- [Task objective]
Copy the listing below in full and skip every picture.
* Start Records to process *
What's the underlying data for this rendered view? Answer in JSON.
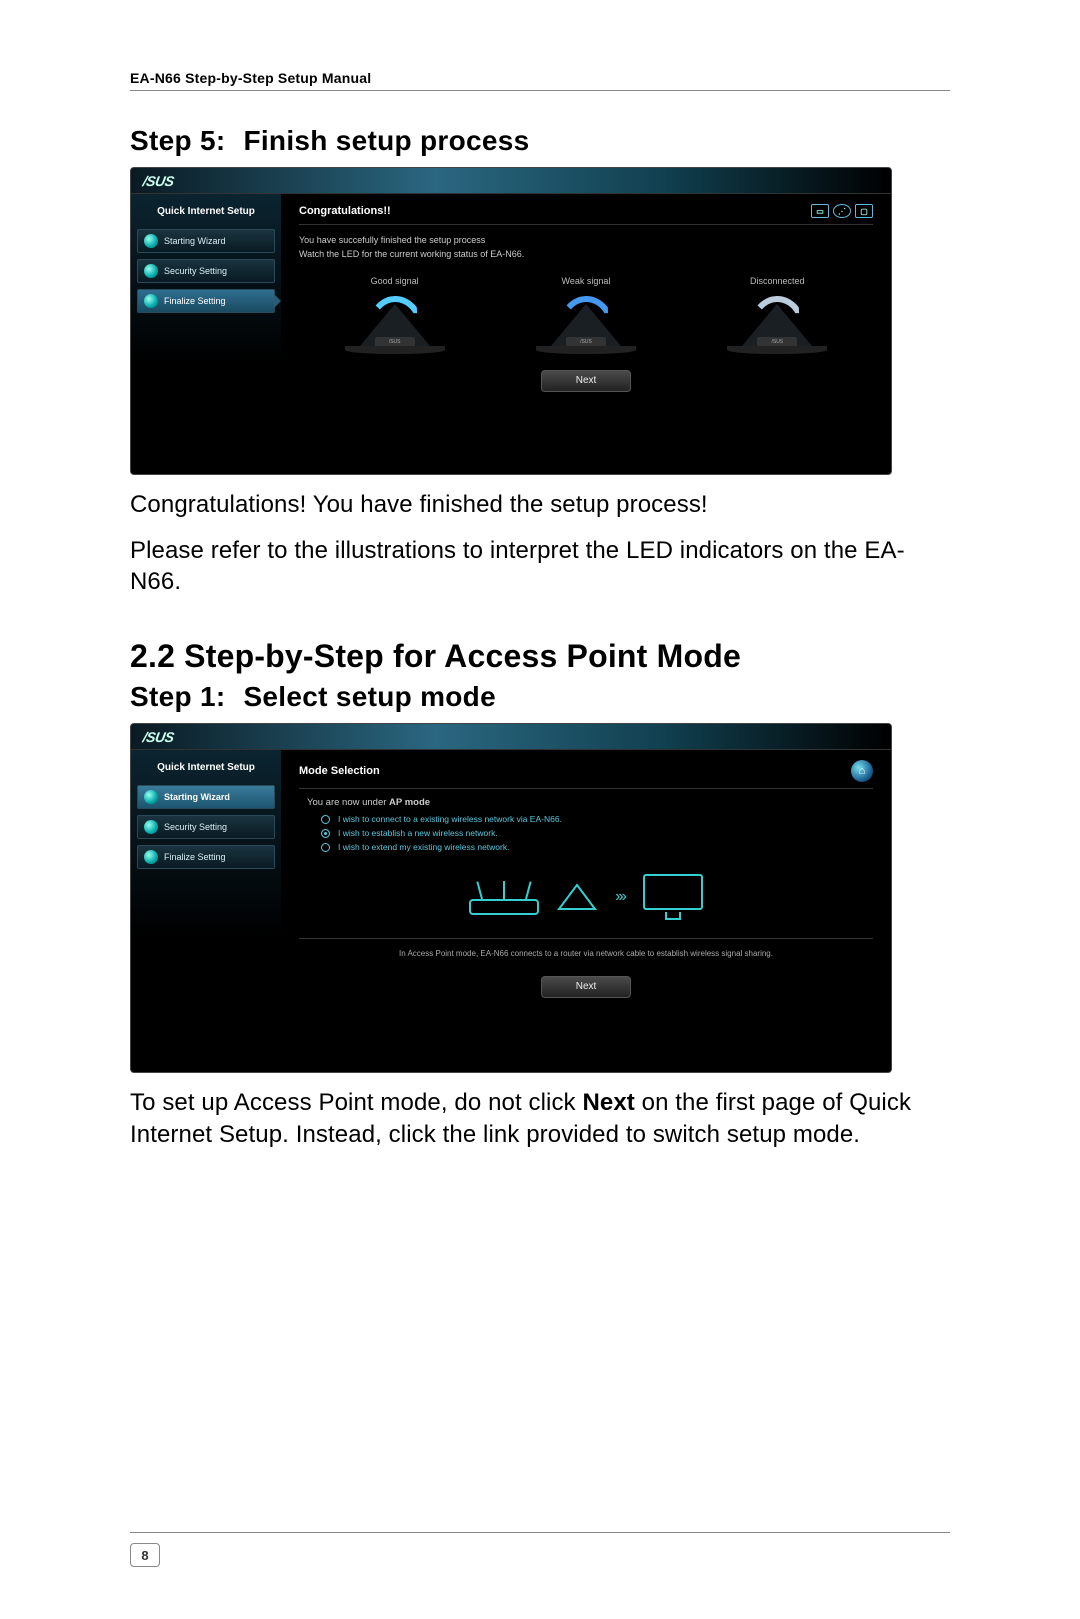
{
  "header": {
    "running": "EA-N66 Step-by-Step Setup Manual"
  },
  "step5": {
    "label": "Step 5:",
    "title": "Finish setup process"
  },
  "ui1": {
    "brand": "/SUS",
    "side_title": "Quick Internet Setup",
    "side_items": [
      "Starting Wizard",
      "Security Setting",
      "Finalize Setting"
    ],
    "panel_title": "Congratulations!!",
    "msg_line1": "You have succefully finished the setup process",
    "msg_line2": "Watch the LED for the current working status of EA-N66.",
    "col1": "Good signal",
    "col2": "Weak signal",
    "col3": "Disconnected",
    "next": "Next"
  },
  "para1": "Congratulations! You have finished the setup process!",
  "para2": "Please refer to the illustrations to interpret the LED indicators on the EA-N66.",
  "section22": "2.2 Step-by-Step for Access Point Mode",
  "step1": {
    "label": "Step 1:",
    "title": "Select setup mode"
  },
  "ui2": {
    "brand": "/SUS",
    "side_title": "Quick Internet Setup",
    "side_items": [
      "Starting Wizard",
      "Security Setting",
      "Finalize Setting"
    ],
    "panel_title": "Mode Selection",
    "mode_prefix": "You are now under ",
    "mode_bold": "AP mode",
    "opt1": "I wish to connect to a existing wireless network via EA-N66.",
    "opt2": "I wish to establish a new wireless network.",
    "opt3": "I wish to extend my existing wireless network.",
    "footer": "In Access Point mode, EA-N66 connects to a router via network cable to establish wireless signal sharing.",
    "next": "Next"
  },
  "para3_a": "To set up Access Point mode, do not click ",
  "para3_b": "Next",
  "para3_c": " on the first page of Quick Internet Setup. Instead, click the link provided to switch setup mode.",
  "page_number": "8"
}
* End Records to process *
- [Answer to the problem]
What's the underlying data for this rendered view? Answer in JSON.
{
  "header": {
    "running": "EA-N66 Step-by-Step Setup Manual"
  },
  "step5": {
    "label": "Step 5:",
    "title": "Finish setup process"
  },
  "ui1": {
    "brand": "/SUS",
    "side_title": "Quick Internet Setup",
    "side_items": [
      "Starting Wizard",
      "Security Setting",
      "Finalize Setting"
    ],
    "panel_title": "Congratulations!!",
    "msg_line1": "You have succefully finished the setup process",
    "msg_line2": "Watch the LED for the current working status of EA-N66.",
    "col1": "Good signal",
    "col2": "Weak signal",
    "col3": "Disconnected",
    "next": "Next"
  },
  "para1": "Congratulations! You have finished the setup process!",
  "para2": "Please refer to the illustrations to interpret the LED indicators on the EA-N66.",
  "section22": "2.2 Step-by-Step for Access Point Mode",
  "step1": {
    "label": "Step 1:",
    "title": "Select setup mode"
  },
  "ui2": {
    "brand": "/SUS",
    "side_title": "Quick Internet Setup",
    "side_items": [
      "Starting Wizard",
      "Security Setting",
      "Finalize Setting"
    ],
    "panel_title": "Mode Selection",
    "mode_prefix": "You are now under ",
    "mode_bold": "AP mode",
    "opt1": "I wish to connect to a existing wireless network via EA-N66.",
    "opt2": "I wish to establish a new wireless network.",
    "opt3": "I wish to extend my existing wireless network.",
    "footer": "In Access Point mode, EA-N66 connects to a router via network cable to establish wireless signal sharing.",
    "next": "Next"
  },
  "para3_a": "To set up Access Point mode, do not click ",
  "para3_b": "Next",
  "para3_c": " on the first page of Quick Internet Setup. Instead, click the link provided to switch setup mode.",
  "page_number": "8"
}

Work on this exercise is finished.